>> Start The input

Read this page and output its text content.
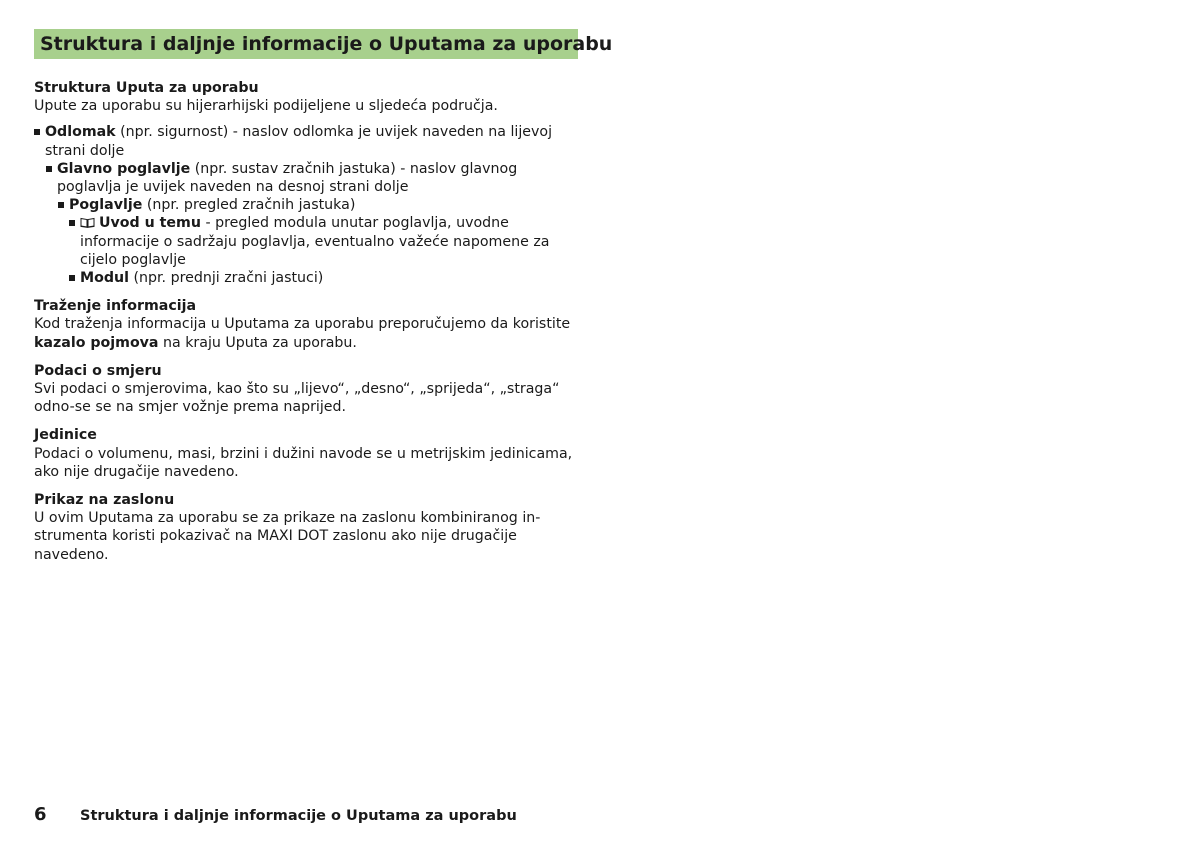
Struktura i daljnje informacije o Uputama za uporabu
Struktura Uputa za uporabu

Upute za uporabu su hijerarhijski podijeljene u sljedeća područja.

Odlomak (npr. sigurnost) - naslov odlomka je uvijek naveden na lijevoj strani dolje
Glavno poglavlje (npr. sustav zračnih jastuka) - naslov glavnog poglavlja je uvijek naveden na desnoj strani dolje
Poglavlje (npr. pregled zračnih jastuka)
Uvod u temu - pregled modula unutar poglavlja, uvodne informacije o sadržaju poglavlja, eventualno važeće napomene za cijelo poglavlje
Modul (npr. prednji zračni jastuci)
Traženje informacija

Kod traženja informacija u Uputama za uporabu preporučujemo da koristite kazalo pojmova na kraju Uputa za uporabu.

Podaci o smjeru

Svi podaci o smjerovima, kao što su „lijevo“, „desno“, „sprijeda“, „straga“ odno-se se na smjer vožnje prema naprijed.

Jedinice

Podaci o volumenu, masi, brzini i dužini navode se u metrijskim jedinicama, ako nije drugačije navedeno.

Prikaz na zaslonu

U ovim Uputama za uporabu se za prikaze na zaslonu kombiniranog in-strumenta koristi pokazivač na MAXI DOT zaslonu ako nije drugačije navedeno.

6 Struktura i daljnje informacije o Uputama za uporabu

>> End The input

• _Short exercise_
Exact duplication of all the records is required; pictures are omitted from the copy.

• _Output for this task_
Read this page and output its text content.
Struktura i daljnje informacije o Uputama za uporabu
Struktura Uputa za uporabu

Upute za uporabu su hijerarhijski podijeljene u sljedeća područja.

Odlomak (npr. sigurnost) - naslov odlomka je uvijek naveden na lijevoj strani dolje
Glavno poglavlje (npr. sustav zračnih jastuka) - naslov glavnog poglavlja je uvijek naveden na desnoj strani dolje
Poglavlje (npr. pregled zračnih jastuka)
Uvod u temu - pregled modula unutar poglavlja, uvodne informacije o sadržaju poglavlja, eventualno važeće napomene za cijelo poglavlje
Modul (npr. prednji zračni jastuci)
Traženje informacija

Kod traženja informacija u Uputama za uporabu preporučujemo da koristite kazalo pojmova na kraju Uputa za uporabu.

Podaci o smjeru

Svi podaci o smjerovima, kao što su „lijevo“, „desno“, „sprijeda“, „straga“ odno-se se na smjer vožnje prema naprijed.

Jedinice

Podaci o volumenu, masi, brzini i dužini navode se u metrijskim jedinicama, ako nije drugačije navedeno.

Prikaz na zaslonu

U ovim Uputama za uporabu se za prikaze na zaslonu kombiniranog in-strumenta koristi pokazivač na MAXI DOT zaslonu ako nije drugačije navedeno.

6 Struktura i daljnje informacije o Uputama za uporabu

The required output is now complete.